Stated task => Select every line below containing the word "东部大区".

Records provided =>
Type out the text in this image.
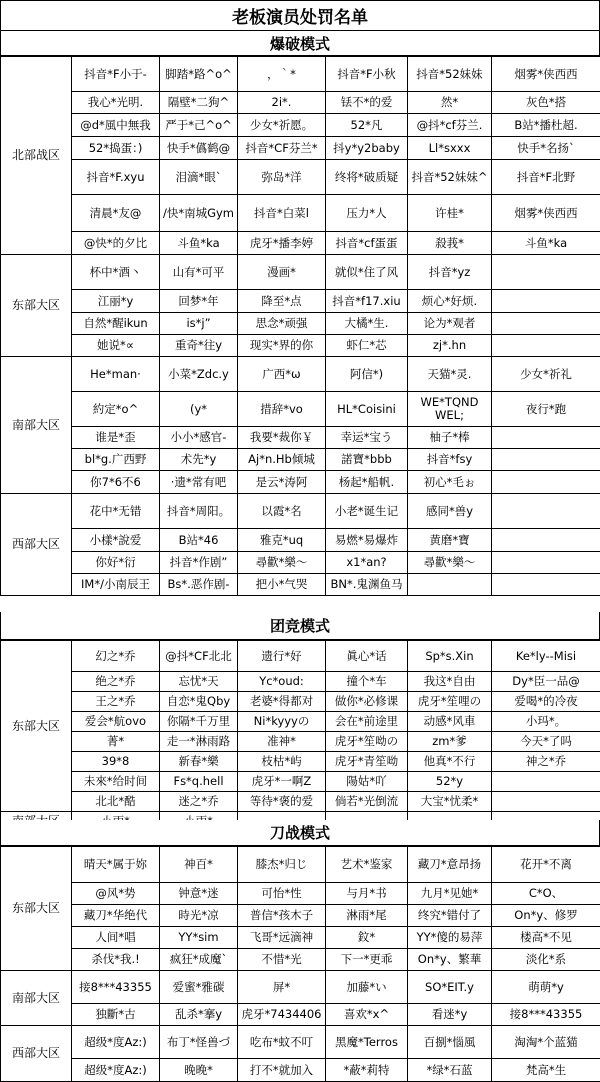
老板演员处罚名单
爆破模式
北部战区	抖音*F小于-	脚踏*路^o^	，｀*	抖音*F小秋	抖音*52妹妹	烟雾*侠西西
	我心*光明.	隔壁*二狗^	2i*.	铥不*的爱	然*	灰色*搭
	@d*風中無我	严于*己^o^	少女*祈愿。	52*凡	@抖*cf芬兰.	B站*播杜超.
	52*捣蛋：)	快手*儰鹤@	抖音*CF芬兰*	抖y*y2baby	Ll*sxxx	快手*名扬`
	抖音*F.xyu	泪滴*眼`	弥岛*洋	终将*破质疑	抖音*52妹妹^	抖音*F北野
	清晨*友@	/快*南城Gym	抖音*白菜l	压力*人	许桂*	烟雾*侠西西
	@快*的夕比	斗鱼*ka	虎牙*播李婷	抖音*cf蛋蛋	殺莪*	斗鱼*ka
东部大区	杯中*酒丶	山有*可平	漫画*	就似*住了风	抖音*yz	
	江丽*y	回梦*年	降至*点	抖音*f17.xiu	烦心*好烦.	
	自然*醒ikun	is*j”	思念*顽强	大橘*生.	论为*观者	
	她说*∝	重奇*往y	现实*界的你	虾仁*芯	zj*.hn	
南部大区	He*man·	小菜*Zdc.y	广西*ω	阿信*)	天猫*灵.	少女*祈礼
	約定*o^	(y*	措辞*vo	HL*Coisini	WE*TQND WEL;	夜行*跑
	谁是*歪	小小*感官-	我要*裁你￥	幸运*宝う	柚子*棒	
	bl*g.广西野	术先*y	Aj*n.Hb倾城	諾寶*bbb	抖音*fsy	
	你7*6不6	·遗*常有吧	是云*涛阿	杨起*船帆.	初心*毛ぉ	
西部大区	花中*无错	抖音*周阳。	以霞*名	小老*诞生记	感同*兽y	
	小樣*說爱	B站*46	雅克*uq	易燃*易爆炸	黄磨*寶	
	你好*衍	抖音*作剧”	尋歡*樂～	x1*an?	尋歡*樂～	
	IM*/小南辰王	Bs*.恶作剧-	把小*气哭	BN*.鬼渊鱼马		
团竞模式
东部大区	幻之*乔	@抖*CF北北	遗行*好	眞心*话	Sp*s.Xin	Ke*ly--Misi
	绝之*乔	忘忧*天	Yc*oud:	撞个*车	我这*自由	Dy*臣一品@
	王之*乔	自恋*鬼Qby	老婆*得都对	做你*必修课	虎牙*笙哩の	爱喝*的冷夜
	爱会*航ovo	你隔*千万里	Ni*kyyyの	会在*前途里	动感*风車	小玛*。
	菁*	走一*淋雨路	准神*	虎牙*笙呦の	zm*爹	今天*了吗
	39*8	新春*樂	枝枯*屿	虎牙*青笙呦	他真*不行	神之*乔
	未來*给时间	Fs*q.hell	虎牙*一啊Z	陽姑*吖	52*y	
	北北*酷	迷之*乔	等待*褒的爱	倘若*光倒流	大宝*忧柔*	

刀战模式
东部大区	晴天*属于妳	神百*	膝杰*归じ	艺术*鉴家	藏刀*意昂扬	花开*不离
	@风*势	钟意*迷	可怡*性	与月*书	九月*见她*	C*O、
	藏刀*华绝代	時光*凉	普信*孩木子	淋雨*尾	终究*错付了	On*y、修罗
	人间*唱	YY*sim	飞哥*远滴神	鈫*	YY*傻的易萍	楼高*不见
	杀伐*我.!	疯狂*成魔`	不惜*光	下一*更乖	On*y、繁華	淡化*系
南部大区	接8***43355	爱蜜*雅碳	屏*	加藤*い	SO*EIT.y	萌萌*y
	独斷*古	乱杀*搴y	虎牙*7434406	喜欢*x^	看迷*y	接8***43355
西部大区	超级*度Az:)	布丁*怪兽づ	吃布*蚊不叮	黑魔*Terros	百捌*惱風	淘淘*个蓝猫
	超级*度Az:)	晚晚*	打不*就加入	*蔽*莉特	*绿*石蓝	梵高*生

Solution =>
东部大区	杯中*酒丶	山有*可平	漫画*	就似*住了风	抖音*yz	
东部大区	幻之*乔	@抖*CF北北	遗行*好	眞心*话	Sp*s.Xin	Ke*ly--Misi
东部大区	晴天*属于妳	神百*	膝杰*归じ	艺术*鉴家	藏刀*意昂扬	花开*不离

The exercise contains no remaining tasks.